● **Aim of the task**: Copy the items verbatim, beginning at the line containing "dining-chair-1 [329, 351, 348, 380]" and continuing through the line containing "outdoor-chair-right [274, 517, 314, 550]", both included.

** start **

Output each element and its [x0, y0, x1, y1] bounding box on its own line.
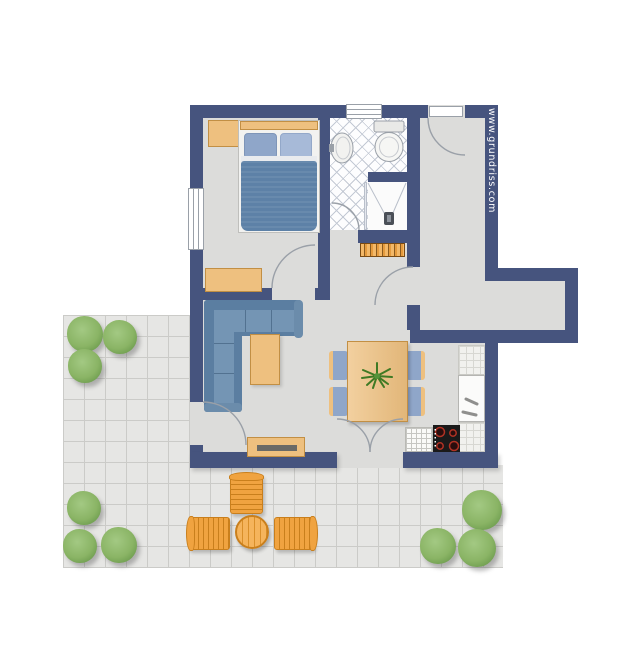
dining-chair-1 [329, 351, 348, 380]
bathroom-window [346, 104, 382, 119]
terrace-door-threshold [190, 402, 203, 445]
wall-hall-stub-b [407, 305, 420, 330]
corridor-floor [485, 281, 565, 330]
dresser [205, 268, 262, 292]
kitchen-sink [458, 375, 485, 422]
outdoor-chair-top-backrest [229, 472, 264, 481]
kitchen-counter-bottom [458, 422, 485, 452]
kitchen-drainer [405, 427, 433, 452]
watermark: www.grundriss.com [485, 108, 498, 258]
shrub-tl-3 [68, 349, 102, 383]
sofa-cushions-left [214, 310, 234, 404]
wall-left-a [190, 105, 203, 188]
outdoor-chair-right-backrest [309, 516, 318, 551]
shower-glass [364, 182, 367, 230]
coffee-table [250, 334, 280, 385]
wall-top-a [190, 105, 346, 118]
dining-chair-3 [406, 351, 425, 380]
cooktop [433, 425, 460, 452]
radiator [360, 243, 405, 257]
dining-table [347, 341, 408, 422]
bed-headboard [240, 121, 318, 130]
sofa-armrest-right [294, 300, 303, 338]
shrub-br-2 [420, 528, 456, 564]
dining-chair-2 [329, 387, 348, 416]
outdoor-chair-left-backrest [186, 516, 195, 551]
wall-bedroom-south-b [315, 288, 330, 300]
shower-floor [368, 182, 407, 230]
tv-lowboard-slot [257, 445, 297, 451]
shrub-bl-1 [67, 491, 101, 525]
outdoor-chair-right [274, 517, 314, 550]
wall-hall-stub-a [407, 243, 420, 267]
nightstand [208, 120, 240, 147]
shrub-bl-2 [63, 529, 97, 563]
sofa-armrest-bottom [204, 403, 242, 412]
wall-left-b [190, 250, 203, 402]
bedroom-window [188, 188, 204, 250]
dining-chair-4 [406, 387, 425, 416]
shrub-tl-1 [67, 316, 103, 352]
outdoor-table [235, 515, 269, 549]
outdoor-chair-left [188, 517, 230, 550]
wall-top-b [382, 105, 428, 118]
wall-right-lower [485, 330, 498, 468]
french-door-threshold [337, 452, 403, 468]
shrub-bl-3 [101, 527, 137, 563]
entrance-door-leaf [429, 106, 463, 117]
outdoor-chair-top [230, 474, 263, 514]
kitchen-counter-top [458, 345, 485, 375]
wall-bottom-b [403, 452, 498, 468]
shrub-br-1 [462, 490, 502, 530]
shrub-tl-2 [103, 320, 137, 354]
shrub-br-3 [458, 529, 496, 567]
wall-shower [368, 172, 420, 182]
floor-plan: www.grundriss.com [0, 0, 640, 657]
bed-blanket [241, 161, 317, 231]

** end **

● **Full solution**:
dining-chair-1 [329, 351, 348, 380]
bathroom-window [346, 104, 382, 119]
terrace-door-threshold [190, 402, 203, 445]
wall-hall-stub-b [407, 305, 420, 330]
corridor-floor [485, 281, 565, 330]
dresser [205, 268, 262, 292]
kitchen-sink [458, 375, 485, 422]
outdoor-chair-top-backrest [229, 472, 264, 481]
kitchen-counter-bottom [458, 422, 485, 452]
kitchen-drainer [405, 427, 433, 452]
watermark: www.grundriss.com [485, 108, 498, 258]
shrub-tl-3 [68, 349, 102, 383]
sofa-cushions-left [214, 310, 234, 404]
wall-left-a [190, 105, 203, 188]
outdoor-chair-right-backrest [309, 516, 318, 551]
shower-glass [364, 182, 367, 230]
coffee-table [250, 334, 280, 385]
wall-top-a [190, 105, 346, 118]
dining-chair-3 [406, 351, 425, 380]
cooktop [433, 425, 460, 452]
radiator [360, 243, 405, 257]
dining-table [347, 341, 408, 422]
bed-headboard [240, 121, 318, 130]
sofa-armrest-right [294, 300, 303, 338]
shrub-br-2 [420, 528, 456, 564]
dining-chair-2 [329, 387, 348, 416]
outdoor-chair-left-backrest [186, 516, 195, 551]
wall-bedroom-south-b [315, 288, 330, 300]
shower-floor [368, 182, 407, 230]
tv-lowboard-slot [257, 445, 297, 451]
shrub-bl-1 [67, 491, 101, 525]
outdoor-chair-right [274, 517, 314, 550]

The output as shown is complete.